Would you return all of this data exactly, leaving nothing out?

══ RAW RECORDS ══

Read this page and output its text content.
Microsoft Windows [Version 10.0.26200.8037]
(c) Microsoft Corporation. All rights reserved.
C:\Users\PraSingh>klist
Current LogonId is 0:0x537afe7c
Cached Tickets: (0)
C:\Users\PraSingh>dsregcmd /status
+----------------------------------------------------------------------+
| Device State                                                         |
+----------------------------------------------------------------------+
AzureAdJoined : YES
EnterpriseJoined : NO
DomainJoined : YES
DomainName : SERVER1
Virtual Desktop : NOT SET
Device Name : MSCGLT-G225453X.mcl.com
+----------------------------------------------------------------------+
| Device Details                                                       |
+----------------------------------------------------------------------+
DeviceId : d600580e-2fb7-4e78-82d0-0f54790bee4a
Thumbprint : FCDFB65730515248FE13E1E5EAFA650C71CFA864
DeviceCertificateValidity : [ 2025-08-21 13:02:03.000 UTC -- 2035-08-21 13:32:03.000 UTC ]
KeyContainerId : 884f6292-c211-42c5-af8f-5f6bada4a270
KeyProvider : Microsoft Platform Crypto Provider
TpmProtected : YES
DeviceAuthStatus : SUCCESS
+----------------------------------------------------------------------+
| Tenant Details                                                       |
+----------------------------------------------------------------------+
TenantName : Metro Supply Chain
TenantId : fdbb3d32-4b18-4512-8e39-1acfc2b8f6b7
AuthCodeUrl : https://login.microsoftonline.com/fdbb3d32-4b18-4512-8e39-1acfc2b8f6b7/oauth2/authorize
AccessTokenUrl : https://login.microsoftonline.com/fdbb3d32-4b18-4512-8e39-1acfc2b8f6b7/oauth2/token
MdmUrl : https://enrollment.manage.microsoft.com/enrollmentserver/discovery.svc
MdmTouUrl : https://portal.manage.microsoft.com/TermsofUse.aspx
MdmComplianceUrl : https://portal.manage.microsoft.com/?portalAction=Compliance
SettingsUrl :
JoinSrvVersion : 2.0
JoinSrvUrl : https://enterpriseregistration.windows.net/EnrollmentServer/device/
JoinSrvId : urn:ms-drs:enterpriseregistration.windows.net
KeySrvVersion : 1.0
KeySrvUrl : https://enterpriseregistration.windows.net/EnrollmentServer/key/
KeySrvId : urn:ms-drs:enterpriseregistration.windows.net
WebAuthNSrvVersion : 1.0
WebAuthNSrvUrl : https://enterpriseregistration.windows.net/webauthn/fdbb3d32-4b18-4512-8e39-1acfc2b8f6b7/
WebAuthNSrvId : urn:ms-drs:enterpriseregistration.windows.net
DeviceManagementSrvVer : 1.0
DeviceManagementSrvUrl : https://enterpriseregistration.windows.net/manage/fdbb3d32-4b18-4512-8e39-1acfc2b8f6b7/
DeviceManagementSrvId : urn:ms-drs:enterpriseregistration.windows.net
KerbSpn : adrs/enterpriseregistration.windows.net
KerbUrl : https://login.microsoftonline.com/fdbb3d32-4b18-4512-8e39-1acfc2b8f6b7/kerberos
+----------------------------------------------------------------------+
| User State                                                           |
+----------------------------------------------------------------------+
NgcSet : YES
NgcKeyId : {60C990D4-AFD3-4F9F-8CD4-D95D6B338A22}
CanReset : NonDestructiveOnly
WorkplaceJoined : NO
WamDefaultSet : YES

═══

## [RESULT FOR THIS EXERCISE]
Read this page and output its text content.
Microsoft Windows [Version 10.0.26200.8037]
(c) Microsoft Corporation. All rights reserved.
C:\Users\PraSingh>klist
Current LogonId is 0:0x537afe7c
Cached Tickets: (0)
C:\Users\PraSingh>dsregcmd /status
+----------------------------------------------------------------------+
| Device State                                                         |
+----------------------------------------------------------------------+
AzureAdJoined : YES
EnterpriseJoined : NO
DomainJoined : YES
DomainName : SERVER1
Virtual Desktop : NOT SET
Device Name : MSCGLT-G225453X.mcl.com
+----------------------------------------------------------------------+
| Device Details                                                       |
+----------------------------------------------------------------------+
DeviceId : d600580e-2fb7-4e78-82d0-0f54790bee4a
Thumbprint : FCDFB65730515248FE13E1E5EAFA650C71CFA864
DeviceCertificateValidity : [ 2025-08-21 13:02:03.000 UTC -- 2035-08-21 13:32:03.000 UTC ]
KeyContainerId : 884f6292-c211-42c5-af8f-5f6bada4a270
KeyProvider : Microsoft Platform Crypto Provider
TpmProtected : YES
DeviceAuthStatus : SUCCESS
+----------------------------------------------------------------------+
| Tenant Details                                                       |
+----------------------------------------------------------------------+
TenantName : Metro Supply Chain
TenantId : fdbb3d32-4b18-4512-8e39-1acfc2b8f6b7
AuthCodeUrl : https://login.microsoftonline.com/fdbb3d32-4b18-4512-8e39-1acfc2b8f6b7/oauth2/authorize
AccessTokenUrl : https://login.microsoftonline.com/fdbb3d32-4b18-4512-8e39-1acfc2b8f6b7/oauth2/token
MdmUrl : https://enrollment.manage.microsoft.com/enrollmentserver/discovery.svc
MdmTouUrl : https://portal.manage.microsoft.com/TermsofUse.aspx
MdmComplianceUrl : https://portal.manage.microsoft.com/?portalAction=Compliance
SettingsUrl :
JoinSrvVersion : 2.0
JoinSrvUrl : https://enterpriseregistration.windows.net/EnrollmentServer/device/
JoinSrvId : urn:ms-drs:enterpriseregistration.windows.net
KeySrvVersion : 1.0
KeySrvUrl : https://enterpriseregistration.windows.net/EnrollmentServer/key/
KeySrvId : urn:ms-drs:enterpriseregistration.windows.net
WebAuthNSrvVersion : 1.0
WebAuthNSrvUrl : https://enterpriseregistration.windows.net/webauthn/fdbb3d32-4b18-4512-8e39-1acfc2b8f6b7/
WebAuthNSrvId : urn:ms-drs:enterpriseregistration.windows.net
DeviceManagementSrvVer : 1.0
DeviceManagementSrvUrl : https://enterpriseregistration.windows.net/manage/fdbb3d32-4b18-4512-8e39-1acfc2b8f6b7/
DeviceManagementSrvId : urn:ms-drs:enterpriseregistration.windows.net
KerbSpn : adrs/enterpriseregistration.windows.net
KerbUrl : https://login.microsoftonline.com/fdbb3d32-4b18-4512-8e39-1acfc2b8f6b7/kerberos
+----------------------------------------------------------------------+
| User State                                                           |
+----------------------------------------------------------------------+
NgcSet : YES
NgcKeyId : {60C990D4-AFD3-4F9F-8CD4-D95D6B338A22}
CanReset : NonDestructiveOnly
WorkplaceJoined : NO
WamDefaultSet : YES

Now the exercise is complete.